-- BEGIN --

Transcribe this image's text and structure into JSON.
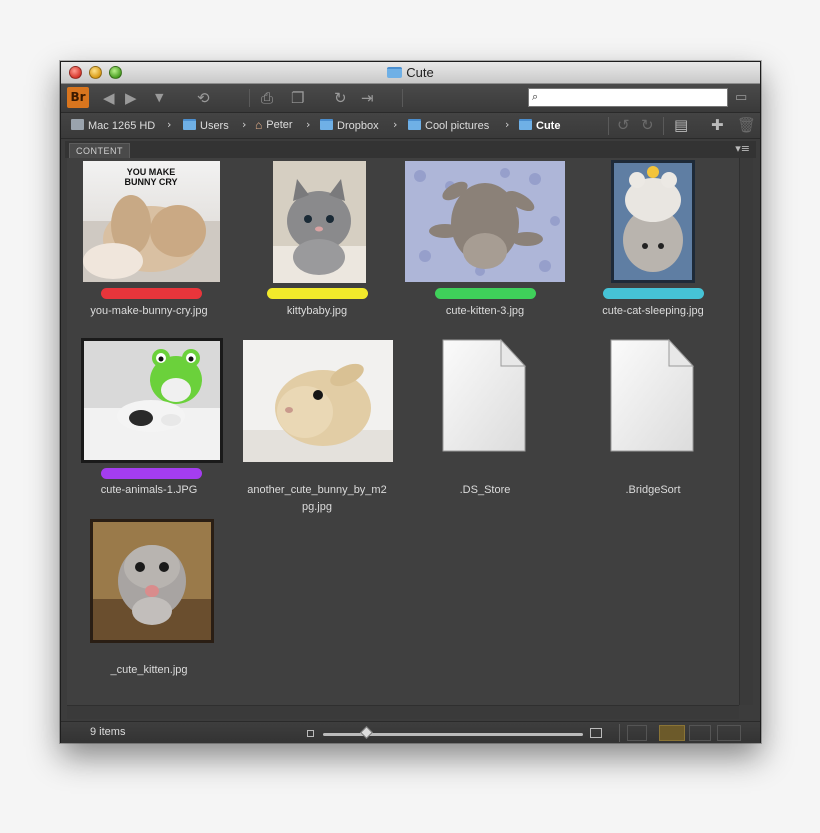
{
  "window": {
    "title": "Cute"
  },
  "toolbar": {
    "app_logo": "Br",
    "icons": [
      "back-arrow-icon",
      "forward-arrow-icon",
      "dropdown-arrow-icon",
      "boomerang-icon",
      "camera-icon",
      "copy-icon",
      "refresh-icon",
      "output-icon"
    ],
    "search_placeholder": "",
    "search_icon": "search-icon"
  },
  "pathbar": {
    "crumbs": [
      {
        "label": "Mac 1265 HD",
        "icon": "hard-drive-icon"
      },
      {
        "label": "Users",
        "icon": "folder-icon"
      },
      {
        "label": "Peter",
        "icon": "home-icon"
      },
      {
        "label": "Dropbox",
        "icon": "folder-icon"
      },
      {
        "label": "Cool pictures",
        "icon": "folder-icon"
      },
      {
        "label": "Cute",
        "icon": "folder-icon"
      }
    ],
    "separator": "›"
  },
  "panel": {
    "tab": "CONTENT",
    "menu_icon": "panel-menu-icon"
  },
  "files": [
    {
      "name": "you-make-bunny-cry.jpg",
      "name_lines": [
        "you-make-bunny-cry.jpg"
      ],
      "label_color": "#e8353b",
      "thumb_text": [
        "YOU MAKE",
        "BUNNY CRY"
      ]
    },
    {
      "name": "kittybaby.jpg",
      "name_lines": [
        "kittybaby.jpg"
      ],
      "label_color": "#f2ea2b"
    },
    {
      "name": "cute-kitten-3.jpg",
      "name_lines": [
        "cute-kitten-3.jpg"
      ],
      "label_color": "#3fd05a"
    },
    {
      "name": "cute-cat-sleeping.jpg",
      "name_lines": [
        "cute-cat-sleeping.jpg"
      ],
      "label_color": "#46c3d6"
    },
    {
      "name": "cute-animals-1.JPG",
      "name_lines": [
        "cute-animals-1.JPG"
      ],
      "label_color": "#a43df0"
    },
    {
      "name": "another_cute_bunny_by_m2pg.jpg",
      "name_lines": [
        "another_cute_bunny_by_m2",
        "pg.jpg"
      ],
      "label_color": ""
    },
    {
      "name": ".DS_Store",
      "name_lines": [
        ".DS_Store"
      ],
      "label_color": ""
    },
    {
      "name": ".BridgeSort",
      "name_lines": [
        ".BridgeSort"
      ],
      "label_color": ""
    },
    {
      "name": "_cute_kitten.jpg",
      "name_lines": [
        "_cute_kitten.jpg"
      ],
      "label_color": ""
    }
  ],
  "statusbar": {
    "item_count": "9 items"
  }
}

-- END --
-- BEGIN --

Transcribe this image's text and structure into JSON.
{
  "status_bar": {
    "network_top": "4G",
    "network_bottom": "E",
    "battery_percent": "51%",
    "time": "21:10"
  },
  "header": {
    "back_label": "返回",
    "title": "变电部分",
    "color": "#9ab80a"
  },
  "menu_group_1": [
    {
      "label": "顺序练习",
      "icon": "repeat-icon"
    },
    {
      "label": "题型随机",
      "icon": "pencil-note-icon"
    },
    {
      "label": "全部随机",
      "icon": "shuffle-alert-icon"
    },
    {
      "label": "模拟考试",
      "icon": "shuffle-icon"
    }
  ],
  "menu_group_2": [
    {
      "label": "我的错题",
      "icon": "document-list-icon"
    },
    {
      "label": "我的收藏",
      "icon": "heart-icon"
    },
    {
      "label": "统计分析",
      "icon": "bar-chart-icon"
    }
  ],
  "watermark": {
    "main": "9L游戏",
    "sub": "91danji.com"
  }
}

-- END --

[Task statement]: Copy every line of the listing containing the string "arrow".

[Output of the task]:
      "back-arrow-icon",
      "forward-arrow-icon",
      "dropdown-arrow-icon",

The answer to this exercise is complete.